— BEGIN Dataset entries —

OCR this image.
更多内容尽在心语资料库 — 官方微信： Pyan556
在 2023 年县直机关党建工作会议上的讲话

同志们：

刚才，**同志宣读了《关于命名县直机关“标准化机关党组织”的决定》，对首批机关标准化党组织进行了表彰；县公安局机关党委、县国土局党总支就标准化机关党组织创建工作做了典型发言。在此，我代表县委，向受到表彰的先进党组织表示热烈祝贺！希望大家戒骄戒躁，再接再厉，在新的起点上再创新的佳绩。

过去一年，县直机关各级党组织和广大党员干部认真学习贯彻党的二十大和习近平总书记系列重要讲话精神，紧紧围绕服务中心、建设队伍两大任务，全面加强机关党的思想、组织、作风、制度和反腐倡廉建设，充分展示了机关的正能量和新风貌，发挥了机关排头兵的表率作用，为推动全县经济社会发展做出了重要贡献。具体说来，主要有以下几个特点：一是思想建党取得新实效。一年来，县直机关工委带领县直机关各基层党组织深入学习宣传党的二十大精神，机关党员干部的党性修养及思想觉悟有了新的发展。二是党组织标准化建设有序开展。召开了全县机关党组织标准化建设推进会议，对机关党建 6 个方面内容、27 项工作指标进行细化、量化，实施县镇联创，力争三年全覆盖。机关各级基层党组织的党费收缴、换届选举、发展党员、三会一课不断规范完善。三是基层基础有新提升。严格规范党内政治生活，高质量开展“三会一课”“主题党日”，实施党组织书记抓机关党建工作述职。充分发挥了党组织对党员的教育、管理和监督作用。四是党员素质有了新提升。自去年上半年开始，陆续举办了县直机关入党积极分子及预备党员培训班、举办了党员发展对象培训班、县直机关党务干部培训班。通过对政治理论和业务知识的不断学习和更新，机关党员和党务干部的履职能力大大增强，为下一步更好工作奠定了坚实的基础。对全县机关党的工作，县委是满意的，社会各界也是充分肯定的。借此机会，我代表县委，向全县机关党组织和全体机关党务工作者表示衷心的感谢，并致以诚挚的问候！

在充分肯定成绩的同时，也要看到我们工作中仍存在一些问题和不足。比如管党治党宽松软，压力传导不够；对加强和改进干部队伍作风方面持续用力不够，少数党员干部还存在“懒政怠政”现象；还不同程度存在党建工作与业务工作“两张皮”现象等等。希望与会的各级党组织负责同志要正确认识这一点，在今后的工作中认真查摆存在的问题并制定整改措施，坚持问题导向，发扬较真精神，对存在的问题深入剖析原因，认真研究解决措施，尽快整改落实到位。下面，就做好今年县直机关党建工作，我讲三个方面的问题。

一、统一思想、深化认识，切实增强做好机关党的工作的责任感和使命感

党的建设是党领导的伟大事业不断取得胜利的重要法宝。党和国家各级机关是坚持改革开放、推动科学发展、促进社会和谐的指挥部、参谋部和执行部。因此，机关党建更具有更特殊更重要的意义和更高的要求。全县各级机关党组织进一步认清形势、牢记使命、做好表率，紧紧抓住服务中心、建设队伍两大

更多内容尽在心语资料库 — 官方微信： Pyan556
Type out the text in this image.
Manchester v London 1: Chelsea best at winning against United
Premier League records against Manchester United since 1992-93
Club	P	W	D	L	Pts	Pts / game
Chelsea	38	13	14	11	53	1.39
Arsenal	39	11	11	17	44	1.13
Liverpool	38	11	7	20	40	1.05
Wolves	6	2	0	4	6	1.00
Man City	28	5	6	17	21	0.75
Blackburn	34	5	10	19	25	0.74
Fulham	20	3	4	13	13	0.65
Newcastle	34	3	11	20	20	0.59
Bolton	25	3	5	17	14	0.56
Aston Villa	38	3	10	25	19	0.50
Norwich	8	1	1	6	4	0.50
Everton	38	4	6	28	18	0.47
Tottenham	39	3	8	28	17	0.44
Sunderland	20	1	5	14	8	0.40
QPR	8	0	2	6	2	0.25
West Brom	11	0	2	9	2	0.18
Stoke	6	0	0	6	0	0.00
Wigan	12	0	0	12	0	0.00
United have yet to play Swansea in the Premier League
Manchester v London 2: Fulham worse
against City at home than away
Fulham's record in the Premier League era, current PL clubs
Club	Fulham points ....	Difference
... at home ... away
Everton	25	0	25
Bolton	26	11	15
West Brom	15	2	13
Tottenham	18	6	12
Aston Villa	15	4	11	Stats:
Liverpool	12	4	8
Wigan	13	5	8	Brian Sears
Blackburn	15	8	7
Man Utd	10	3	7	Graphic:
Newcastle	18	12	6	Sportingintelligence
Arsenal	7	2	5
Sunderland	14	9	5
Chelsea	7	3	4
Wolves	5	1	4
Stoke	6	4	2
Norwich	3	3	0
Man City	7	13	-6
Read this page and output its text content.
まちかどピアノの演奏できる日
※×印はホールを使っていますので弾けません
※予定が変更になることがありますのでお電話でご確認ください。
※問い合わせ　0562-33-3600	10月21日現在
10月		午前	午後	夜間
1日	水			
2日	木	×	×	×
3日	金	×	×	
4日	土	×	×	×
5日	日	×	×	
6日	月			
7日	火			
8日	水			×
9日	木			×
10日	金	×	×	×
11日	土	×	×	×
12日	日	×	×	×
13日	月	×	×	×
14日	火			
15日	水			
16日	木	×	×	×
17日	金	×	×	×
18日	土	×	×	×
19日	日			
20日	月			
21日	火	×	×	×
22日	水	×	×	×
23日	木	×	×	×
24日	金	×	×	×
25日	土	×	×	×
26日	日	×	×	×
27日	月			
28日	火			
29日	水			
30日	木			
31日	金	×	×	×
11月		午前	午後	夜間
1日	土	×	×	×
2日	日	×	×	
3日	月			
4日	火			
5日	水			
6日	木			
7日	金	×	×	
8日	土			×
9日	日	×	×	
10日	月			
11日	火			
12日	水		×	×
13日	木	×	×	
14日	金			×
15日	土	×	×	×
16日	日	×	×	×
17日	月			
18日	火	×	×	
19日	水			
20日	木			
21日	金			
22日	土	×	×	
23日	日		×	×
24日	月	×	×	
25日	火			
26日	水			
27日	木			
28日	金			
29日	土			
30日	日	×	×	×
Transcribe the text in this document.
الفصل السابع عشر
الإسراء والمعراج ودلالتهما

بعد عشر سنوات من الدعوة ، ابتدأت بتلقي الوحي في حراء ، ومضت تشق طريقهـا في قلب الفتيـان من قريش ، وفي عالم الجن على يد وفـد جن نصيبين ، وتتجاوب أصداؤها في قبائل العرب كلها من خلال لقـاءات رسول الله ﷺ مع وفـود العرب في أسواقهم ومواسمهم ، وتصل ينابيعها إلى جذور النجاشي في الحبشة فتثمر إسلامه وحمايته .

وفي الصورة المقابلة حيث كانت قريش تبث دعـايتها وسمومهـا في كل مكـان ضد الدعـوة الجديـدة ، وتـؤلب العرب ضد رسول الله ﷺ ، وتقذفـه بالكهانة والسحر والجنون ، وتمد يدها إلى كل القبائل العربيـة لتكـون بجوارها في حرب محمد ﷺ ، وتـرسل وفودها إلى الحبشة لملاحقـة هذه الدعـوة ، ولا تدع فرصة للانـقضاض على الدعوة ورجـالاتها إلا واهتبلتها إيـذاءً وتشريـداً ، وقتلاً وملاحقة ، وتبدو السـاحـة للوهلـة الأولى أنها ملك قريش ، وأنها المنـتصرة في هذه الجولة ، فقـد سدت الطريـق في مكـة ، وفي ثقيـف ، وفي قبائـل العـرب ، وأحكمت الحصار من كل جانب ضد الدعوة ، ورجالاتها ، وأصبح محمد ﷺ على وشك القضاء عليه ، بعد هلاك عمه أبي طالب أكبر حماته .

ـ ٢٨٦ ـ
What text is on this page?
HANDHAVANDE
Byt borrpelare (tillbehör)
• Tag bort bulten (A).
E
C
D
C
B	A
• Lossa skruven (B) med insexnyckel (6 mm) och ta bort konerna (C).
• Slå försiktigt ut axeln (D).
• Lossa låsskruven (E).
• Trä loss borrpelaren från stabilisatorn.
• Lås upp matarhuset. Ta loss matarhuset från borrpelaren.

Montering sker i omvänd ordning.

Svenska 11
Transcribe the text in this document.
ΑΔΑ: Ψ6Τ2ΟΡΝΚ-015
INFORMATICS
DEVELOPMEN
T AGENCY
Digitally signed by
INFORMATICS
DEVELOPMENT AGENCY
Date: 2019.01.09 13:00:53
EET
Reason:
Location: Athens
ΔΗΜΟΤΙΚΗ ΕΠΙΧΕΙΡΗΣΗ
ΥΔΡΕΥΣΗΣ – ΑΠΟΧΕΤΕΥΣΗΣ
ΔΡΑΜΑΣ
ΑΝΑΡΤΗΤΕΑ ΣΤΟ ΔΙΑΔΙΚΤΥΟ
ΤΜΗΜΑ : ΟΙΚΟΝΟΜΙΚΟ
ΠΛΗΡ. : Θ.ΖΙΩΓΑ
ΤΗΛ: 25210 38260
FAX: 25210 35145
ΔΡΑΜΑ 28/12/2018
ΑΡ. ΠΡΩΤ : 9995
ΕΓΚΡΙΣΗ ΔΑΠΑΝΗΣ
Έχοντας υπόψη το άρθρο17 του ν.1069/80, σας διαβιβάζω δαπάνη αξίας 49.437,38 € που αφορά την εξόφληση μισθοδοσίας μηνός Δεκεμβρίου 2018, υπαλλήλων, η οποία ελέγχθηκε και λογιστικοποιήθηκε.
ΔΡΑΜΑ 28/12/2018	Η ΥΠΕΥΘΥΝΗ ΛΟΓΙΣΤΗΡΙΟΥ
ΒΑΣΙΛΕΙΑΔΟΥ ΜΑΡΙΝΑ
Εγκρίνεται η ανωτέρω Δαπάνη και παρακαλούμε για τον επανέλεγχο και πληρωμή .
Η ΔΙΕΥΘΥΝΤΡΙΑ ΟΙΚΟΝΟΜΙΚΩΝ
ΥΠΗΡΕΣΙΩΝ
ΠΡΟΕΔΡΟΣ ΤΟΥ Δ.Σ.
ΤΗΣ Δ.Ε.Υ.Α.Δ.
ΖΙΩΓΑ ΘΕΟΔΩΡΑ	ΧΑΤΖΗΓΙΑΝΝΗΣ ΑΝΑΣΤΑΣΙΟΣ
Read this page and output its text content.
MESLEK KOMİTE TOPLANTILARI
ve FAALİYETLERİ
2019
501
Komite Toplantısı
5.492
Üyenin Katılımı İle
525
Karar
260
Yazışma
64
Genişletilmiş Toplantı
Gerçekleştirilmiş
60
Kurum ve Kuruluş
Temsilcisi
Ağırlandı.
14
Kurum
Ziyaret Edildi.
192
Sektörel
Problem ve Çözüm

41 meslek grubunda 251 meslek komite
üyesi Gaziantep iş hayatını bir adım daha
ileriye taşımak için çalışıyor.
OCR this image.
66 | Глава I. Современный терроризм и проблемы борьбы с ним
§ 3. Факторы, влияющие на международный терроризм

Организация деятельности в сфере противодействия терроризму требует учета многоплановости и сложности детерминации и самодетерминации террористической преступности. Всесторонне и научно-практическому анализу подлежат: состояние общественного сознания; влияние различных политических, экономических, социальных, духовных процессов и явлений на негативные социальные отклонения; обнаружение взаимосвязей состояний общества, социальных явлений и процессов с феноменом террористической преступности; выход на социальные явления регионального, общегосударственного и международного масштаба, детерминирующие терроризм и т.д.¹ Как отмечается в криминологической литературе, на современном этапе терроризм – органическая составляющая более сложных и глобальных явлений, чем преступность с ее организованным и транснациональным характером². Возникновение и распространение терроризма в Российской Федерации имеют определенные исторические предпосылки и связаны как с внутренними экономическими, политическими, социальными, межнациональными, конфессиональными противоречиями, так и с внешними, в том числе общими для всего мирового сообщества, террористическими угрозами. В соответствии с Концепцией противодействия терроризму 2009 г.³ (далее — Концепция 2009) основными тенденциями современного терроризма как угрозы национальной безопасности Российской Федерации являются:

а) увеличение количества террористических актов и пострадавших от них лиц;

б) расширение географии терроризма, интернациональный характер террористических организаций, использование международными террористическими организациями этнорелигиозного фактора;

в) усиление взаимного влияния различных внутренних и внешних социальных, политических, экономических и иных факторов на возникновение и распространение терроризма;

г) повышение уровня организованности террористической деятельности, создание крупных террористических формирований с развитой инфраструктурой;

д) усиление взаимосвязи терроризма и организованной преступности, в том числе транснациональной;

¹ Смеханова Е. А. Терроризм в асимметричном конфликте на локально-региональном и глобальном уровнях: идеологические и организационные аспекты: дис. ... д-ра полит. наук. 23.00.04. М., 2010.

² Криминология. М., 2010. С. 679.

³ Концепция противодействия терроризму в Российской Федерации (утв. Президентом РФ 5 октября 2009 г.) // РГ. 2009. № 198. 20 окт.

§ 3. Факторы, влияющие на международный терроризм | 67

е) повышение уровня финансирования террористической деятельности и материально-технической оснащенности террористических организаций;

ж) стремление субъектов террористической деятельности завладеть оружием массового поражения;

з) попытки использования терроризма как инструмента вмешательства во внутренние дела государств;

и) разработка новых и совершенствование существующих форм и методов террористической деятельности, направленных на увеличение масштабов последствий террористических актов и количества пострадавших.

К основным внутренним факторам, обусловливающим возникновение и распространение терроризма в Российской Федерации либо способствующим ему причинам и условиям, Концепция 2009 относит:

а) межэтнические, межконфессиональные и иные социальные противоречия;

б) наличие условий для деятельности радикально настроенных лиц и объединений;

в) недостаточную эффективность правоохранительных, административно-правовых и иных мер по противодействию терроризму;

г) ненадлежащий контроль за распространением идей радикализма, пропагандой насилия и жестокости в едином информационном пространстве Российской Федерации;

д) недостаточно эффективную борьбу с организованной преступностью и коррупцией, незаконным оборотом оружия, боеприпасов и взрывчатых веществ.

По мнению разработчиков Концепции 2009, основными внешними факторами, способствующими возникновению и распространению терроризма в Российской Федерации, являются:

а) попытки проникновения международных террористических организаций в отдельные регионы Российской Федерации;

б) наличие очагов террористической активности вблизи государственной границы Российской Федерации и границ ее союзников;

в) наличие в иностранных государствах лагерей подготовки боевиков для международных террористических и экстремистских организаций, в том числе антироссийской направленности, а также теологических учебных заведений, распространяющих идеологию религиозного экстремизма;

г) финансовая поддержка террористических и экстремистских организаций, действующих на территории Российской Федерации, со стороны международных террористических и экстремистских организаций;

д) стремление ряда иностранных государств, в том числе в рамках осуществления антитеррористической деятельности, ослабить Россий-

— END Dataset entries —

* Work to complete *
For each line of the entries that includes "террористических", show that line.

* Response to the task *
а) увеличение количества террористических актов и пострадавших от них лиц;
б) расширение географии терроризма, интернациональный характер террористических организаций, использование международными террористическими организациями этнорелигиозного фактора;
г) повышение уровня организованности террористической деятельности, создание крупных террористических формирований с развитой инфраструктурой;
е) повышение уровня финансирования террористической деятельности и материально-технической оснащенности террористических организаций;
и) разработка новых и совершенствование существующих форм и методов террористической деятельности, направленных на увеличение масштабов последствий террористических актов и количества пострадавших.
а) попытки проникновения международных террористических организаций в отдельные регионы Российской Федерации;
в) наличие в иностранных государствах лагерей подготовки боевиков для международных террористических и экстремистских организаций, в том числе антироссийской направленности, а также теологических учебных заведений, распространяющих идеологию религиозного экстремизма;
г) финансовая поддержка террористических и экстремистских организаций, действующих на территории Российской Федерации, со стороны международных террористических и экстремистских организаций;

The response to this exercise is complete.